**Aim of the task**
Can you reproduce the listing below verbatim, from its first line through the line containing "field-status-dot xyxy=(439,561,444,566)", inclusive?

**Data for this exercise**
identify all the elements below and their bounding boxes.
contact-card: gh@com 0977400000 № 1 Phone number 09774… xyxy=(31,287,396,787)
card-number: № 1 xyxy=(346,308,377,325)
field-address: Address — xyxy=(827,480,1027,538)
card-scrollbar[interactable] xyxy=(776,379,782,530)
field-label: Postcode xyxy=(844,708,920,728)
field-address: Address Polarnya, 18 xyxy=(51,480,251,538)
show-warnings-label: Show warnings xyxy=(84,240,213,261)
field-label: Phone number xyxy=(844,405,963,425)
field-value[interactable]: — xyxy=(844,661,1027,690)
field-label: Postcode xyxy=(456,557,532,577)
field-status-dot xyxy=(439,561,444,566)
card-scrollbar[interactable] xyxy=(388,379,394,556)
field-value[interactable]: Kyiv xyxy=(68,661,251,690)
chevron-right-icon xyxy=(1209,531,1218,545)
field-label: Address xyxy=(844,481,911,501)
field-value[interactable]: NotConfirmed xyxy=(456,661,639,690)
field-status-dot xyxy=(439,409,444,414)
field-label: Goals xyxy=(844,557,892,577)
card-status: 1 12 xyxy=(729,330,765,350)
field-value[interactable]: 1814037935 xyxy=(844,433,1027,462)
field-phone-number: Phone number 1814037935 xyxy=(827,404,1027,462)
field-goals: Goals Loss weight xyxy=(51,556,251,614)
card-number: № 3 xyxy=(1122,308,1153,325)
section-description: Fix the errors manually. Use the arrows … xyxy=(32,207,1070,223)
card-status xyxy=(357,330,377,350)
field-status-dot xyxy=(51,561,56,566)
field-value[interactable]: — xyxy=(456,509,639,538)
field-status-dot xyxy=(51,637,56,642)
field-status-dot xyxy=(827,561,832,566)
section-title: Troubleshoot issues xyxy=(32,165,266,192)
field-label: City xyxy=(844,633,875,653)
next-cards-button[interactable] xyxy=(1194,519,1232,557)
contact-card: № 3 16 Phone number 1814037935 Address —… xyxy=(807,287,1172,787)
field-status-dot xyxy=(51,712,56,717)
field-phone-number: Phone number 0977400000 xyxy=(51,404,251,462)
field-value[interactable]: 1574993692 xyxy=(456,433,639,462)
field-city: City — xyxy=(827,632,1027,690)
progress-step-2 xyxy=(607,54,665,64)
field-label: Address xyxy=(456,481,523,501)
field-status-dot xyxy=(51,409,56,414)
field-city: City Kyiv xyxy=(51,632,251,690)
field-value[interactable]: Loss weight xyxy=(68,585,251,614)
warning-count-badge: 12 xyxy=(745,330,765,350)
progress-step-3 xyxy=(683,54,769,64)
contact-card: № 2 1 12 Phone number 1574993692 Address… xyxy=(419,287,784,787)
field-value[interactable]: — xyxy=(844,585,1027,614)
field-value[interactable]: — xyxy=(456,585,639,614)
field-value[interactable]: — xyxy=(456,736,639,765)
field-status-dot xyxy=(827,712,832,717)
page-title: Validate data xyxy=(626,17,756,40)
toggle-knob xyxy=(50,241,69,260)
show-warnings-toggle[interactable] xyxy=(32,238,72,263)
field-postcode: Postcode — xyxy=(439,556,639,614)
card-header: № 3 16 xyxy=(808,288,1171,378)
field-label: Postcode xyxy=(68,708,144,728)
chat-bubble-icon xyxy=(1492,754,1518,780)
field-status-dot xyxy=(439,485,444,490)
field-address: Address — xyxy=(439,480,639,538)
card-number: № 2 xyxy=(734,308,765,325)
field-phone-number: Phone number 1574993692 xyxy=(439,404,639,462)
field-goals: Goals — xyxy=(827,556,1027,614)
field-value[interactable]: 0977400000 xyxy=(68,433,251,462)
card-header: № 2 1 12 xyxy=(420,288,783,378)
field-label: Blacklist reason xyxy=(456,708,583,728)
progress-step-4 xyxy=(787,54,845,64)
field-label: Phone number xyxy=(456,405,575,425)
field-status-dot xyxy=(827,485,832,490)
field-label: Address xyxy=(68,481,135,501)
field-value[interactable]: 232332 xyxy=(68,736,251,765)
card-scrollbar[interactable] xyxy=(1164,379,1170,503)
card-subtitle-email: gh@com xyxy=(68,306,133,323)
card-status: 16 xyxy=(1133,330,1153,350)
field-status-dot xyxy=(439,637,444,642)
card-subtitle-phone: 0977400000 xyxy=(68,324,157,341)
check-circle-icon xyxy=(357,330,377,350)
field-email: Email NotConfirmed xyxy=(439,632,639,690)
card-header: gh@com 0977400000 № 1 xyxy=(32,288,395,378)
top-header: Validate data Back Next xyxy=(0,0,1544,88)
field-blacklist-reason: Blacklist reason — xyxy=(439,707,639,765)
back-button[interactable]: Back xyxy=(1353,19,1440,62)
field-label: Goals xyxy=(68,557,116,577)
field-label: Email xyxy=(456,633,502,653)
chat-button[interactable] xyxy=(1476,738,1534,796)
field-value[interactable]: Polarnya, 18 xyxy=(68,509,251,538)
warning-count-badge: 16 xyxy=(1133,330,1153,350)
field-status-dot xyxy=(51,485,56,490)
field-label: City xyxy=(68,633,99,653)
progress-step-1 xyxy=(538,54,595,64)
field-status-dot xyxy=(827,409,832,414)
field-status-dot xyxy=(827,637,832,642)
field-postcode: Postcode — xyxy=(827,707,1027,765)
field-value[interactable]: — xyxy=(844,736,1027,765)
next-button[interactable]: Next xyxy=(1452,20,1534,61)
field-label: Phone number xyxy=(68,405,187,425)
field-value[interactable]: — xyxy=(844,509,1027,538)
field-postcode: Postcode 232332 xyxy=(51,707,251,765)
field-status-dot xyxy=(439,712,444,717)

**Finished task**
identify all the elements below and their bounding boxes.
contact-card: gh@com 0977400000 № 1 Phone number 09774… xyxy=(31,287,396,787)
card-number: № 1 xyxy=(346,308,377,325)
field-address: Address — xyxy=(827,480,1027,538)
card-scrollbar[interactable] xyxy=(776,379,782,530)
field-label: Postcode xyxy=(844,708,920,728)
field-address: Address Polarnya, 18 xyxy=(51,480,251,538)
show-warnings-label: Show warnings xyxy=(84,240,213,261)
field-label: Phone number xyxy=(844,405,963,425)
field-value[interactable]: — xyxy=(844,661,1027,690)
field-label: Postcode xyxy=(456,557,532,577)
field-status-dot xyxy=(439,561,444,566)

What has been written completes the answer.